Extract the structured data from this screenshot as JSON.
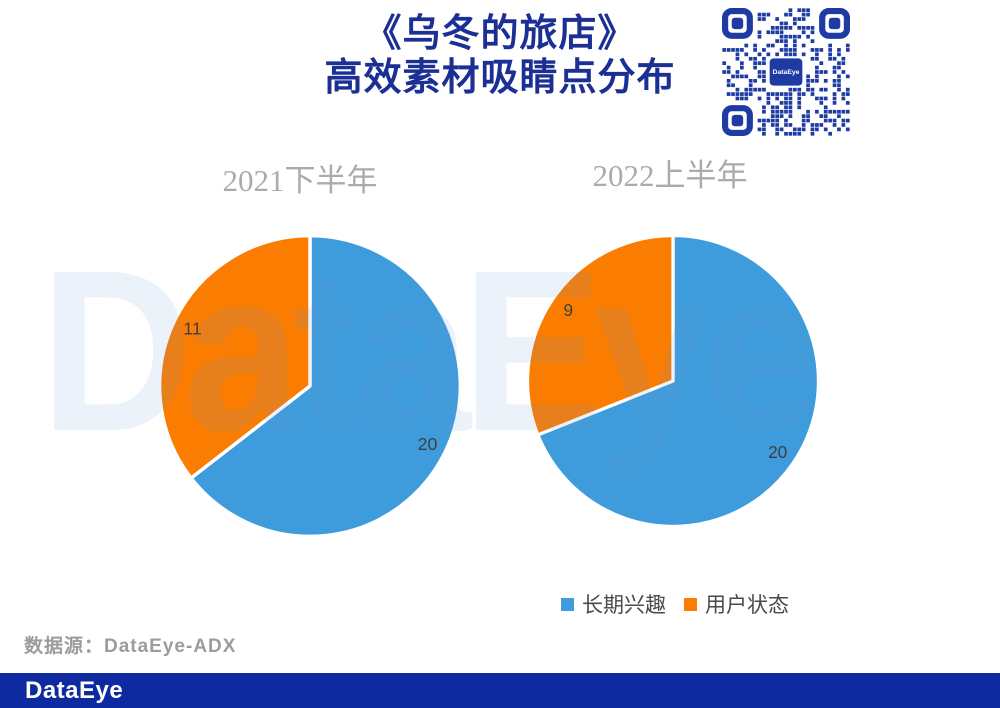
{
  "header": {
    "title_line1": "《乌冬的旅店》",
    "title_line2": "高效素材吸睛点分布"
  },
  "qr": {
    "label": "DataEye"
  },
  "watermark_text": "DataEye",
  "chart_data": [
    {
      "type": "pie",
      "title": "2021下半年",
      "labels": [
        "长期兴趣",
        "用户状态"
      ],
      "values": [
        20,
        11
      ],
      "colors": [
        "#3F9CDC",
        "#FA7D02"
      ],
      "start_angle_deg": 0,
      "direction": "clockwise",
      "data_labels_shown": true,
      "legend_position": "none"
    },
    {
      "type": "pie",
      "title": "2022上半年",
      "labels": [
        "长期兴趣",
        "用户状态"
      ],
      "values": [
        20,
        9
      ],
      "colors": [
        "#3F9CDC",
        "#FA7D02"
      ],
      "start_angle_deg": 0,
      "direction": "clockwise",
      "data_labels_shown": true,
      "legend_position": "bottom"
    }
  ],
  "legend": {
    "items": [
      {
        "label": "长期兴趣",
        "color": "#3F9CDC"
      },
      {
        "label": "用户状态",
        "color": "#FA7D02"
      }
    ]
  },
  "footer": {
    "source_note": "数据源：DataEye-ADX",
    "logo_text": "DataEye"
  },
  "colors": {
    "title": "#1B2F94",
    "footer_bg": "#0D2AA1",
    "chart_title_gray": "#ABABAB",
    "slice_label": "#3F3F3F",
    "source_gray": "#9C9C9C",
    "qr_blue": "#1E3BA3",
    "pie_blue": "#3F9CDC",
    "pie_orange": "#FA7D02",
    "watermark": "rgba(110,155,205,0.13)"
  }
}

**Task brief**. Write out each line of the data exactly; the images should be left out.

**Expected answer**.
Extract the structured data from this screenshot as JSON.
{
  "header": {
    "title_line1": "《乌冬的旅店》",
    "title_line2": "高效素材吸睛点分布"
  },
  "qr": {
    "label": "DataEye"
  },
  "watermark_text": "DataEye",
  "chart_data": [
    {
      "type": "pie",
      "title": "2021下半年",
      "labels": [
        "长期兴趣",
        "用户状态"
      ],
      "values": [
        20,
        11
      ],
      "colors": [
        "#3F9CDC",
        "#FA7D02"
      ],
      "start_angle_deg": 0,
      "direction": "clockwise",
      "data_labels_shown": true,
      "legend_position": "none"
    },
    {
      "type": "pie",
      "title": "2022上半年",
      "labels": [
        "长期兴趣",
        "用户状态"
      ],
      "values": [
        20,
        9
      ],
      "colors": [
        "#3F9CDC",
        "#FA7D02"
      ],
      "start_angle_deg": 0,
      "direction": "clockwise",
      "data_labels_shown": true,
      "legend_position": "bottom"
    }
  ],
  "legend": {
    "items": [
      {
        "label": "长期兴趣",
        "color": "#3F9CDC"
      },
      {
        "label": "用户状态",
        "color": "#FA7D02"
      }
    ]
  },
  "footer": {
    "source_note": "数据源：DataEye-ADX",
    "logo_text": "DataEye"
  },
  "colors": {
    "title": "#1B2F94",
    "footer_bg": "#0D2AA1",
    "chart_title_gray": "#ABABAB",
    "slice_label": "#3F3F3F",
    "source_gray": "#9C9C9C",
    "qr_blue": "#1E3BA3",
    "pie_blue": "#3F9CDC",
    "pie_orange": "#FA7D02",
    "watermark": "rgba(110,155,205,0.13)"
  }
}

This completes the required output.